## Task requirements
Below is a block of records. Copy every line in it that contains the word "dolor".

## Data supplied

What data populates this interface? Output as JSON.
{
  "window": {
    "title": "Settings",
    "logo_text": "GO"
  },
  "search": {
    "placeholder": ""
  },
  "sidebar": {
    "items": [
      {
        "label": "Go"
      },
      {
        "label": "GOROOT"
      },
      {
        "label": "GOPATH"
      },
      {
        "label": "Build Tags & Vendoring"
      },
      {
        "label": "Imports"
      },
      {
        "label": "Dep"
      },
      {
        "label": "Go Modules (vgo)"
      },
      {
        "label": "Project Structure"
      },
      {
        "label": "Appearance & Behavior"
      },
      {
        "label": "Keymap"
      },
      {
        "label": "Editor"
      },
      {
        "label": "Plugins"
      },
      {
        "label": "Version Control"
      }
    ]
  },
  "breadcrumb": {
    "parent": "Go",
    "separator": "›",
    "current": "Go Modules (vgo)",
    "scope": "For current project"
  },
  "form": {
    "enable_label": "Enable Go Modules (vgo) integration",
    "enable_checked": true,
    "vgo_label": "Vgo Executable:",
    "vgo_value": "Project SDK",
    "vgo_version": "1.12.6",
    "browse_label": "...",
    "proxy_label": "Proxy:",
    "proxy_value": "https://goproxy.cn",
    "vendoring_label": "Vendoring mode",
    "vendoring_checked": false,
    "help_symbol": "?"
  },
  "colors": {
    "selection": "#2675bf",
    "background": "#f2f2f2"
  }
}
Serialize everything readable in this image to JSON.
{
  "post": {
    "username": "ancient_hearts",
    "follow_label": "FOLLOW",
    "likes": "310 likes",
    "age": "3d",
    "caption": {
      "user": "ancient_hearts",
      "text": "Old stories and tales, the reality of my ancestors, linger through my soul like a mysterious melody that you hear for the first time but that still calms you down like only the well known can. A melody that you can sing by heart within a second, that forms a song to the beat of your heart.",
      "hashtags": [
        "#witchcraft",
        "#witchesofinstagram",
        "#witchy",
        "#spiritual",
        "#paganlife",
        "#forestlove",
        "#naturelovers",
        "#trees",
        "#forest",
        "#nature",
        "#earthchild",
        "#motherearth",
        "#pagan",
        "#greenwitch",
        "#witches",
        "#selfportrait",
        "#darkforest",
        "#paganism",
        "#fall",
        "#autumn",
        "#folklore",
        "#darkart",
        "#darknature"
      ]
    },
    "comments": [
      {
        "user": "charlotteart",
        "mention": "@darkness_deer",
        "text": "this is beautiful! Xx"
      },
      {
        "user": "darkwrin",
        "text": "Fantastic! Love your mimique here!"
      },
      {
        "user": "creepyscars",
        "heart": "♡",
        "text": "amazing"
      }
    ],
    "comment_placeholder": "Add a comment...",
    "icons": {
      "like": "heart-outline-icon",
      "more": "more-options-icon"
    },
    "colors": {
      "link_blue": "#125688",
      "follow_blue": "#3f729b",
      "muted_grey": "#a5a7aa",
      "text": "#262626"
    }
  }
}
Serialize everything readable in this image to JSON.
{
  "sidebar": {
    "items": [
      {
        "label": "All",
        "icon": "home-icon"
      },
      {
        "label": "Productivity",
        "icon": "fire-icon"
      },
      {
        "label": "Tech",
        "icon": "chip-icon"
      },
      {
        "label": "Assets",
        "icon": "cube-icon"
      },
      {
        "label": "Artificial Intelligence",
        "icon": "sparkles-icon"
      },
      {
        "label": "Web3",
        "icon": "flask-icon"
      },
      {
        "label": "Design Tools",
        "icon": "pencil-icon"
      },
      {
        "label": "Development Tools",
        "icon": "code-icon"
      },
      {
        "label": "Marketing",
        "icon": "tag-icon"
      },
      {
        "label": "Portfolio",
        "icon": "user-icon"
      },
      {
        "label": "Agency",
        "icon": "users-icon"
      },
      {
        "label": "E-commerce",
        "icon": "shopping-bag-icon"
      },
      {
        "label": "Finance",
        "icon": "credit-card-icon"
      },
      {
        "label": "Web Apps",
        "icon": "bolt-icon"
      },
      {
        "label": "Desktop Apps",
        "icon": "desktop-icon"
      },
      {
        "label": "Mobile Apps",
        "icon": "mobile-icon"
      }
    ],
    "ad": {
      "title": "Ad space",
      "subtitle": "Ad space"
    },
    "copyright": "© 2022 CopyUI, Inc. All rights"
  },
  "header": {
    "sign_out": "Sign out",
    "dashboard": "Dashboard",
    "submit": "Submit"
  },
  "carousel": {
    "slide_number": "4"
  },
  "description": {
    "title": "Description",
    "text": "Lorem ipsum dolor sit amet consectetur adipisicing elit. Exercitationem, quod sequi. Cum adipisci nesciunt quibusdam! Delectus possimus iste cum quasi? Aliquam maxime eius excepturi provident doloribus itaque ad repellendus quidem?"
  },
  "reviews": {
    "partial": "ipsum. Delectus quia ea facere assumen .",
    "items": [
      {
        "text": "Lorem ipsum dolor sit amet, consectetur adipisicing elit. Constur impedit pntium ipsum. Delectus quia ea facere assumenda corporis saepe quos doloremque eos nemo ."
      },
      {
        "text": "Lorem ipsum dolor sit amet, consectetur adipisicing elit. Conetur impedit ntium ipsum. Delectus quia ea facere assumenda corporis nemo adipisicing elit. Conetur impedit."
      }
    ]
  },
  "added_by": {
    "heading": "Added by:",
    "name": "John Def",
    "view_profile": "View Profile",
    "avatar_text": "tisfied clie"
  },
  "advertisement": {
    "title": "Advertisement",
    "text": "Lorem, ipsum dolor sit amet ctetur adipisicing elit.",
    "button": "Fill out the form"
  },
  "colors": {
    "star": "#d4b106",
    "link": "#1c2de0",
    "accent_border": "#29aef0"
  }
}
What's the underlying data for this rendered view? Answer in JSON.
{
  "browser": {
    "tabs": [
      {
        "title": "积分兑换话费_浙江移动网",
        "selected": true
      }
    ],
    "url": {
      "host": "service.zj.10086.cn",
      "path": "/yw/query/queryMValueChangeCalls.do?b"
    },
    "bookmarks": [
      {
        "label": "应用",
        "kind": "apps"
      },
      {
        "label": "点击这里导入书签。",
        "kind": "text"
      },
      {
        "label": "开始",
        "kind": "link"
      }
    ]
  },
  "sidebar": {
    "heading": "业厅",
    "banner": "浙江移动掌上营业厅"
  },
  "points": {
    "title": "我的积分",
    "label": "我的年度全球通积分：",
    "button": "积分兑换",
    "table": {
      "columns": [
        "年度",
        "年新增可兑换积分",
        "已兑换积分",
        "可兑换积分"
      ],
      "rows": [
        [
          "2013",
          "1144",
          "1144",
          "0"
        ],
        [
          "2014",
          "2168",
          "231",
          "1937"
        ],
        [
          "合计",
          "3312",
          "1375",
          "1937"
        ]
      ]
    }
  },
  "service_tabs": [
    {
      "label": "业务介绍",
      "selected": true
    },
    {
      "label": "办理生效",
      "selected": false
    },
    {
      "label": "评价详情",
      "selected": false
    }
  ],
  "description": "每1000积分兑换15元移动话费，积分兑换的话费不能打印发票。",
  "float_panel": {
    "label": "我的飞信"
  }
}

## Output of the task
    "text": "Lorem ipsum dolor sit amet consectetur adipisicing elit. Exercitationem, quod sequi. Cum adipisci nesciunt quibusdam! Delectus possimus iste cum quasi? Aliquam maxime eius excepturi provident doloribus itaque ad repellendus quidem?"
        "text": "Lorem ipsum dolor sit amet, consectetur adipisicing elit. Constur impedit pntium ipsum. Delectus quia ea facere assumenda corporis saepe quos doloremque eos nemo ."
        "text": "Lorem ipsum dolor sit amet, consectetur adipisicing elit. Conetur impedit ntium ipsum. Delectus quia ea facere assumenda corporis nemo adipisicing elit. Conetur impedit."
    "text": "Lorem, ipsum dolor sit amet ctetur adipisicing elit.",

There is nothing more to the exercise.